--- START OF DATA FOR THIS EXERCISE ---

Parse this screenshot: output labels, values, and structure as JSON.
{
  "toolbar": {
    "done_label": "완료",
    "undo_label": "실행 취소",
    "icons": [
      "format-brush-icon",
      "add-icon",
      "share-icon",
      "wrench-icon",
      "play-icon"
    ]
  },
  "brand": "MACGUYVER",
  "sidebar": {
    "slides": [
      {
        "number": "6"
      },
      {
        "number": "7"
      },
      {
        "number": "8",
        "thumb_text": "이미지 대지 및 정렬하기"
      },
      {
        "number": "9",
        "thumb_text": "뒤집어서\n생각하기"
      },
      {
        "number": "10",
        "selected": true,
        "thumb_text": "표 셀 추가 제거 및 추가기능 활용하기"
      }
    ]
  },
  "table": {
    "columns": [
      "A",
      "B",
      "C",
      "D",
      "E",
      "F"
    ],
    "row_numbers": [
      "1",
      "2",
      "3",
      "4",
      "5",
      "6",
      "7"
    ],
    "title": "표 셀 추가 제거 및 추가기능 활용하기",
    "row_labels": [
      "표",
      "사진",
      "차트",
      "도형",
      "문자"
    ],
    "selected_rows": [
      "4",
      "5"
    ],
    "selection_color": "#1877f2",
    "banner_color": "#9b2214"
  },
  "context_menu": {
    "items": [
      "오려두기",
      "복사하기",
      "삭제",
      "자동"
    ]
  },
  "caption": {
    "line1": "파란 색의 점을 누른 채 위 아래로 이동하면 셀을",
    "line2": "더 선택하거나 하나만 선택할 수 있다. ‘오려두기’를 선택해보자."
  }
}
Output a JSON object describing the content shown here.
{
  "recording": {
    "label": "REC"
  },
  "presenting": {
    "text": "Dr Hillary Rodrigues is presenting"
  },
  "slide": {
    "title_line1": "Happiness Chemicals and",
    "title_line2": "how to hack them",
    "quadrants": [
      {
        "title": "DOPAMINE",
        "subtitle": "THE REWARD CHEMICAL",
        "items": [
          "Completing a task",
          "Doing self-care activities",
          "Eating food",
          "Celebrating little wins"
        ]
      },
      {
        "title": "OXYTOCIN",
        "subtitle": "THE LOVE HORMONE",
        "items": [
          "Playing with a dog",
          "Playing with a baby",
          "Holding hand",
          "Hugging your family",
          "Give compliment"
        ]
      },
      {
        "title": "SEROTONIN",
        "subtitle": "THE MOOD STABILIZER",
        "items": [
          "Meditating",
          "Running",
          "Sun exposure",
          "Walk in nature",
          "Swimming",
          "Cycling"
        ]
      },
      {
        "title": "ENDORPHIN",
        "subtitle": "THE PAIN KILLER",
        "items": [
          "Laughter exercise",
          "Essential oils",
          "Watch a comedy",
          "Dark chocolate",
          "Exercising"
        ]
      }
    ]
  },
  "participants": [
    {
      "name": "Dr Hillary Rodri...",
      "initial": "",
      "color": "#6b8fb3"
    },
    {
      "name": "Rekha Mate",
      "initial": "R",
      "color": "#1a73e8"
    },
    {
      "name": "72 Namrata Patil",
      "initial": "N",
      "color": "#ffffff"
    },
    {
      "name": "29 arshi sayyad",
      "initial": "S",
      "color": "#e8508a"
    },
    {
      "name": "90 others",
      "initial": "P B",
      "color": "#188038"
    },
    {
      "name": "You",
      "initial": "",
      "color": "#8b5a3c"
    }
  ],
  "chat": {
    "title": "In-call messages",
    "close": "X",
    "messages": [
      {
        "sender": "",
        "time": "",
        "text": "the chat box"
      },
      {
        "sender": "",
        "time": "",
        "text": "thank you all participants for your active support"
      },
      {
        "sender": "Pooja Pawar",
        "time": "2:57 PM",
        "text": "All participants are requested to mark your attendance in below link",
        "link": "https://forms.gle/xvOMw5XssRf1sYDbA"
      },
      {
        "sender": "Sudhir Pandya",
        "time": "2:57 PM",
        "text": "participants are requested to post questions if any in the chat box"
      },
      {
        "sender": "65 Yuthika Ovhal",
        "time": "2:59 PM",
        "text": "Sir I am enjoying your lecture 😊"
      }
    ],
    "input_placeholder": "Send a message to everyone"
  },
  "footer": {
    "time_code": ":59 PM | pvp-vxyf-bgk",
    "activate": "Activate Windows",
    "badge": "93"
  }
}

--- END OF DATA FOR THIS EXERCISE ---

- EXERCISE GOAL
Pull every line containing "with" from the data.

- COMPLETED TASK
          "Playing with a dog",
          "Playing with a baby",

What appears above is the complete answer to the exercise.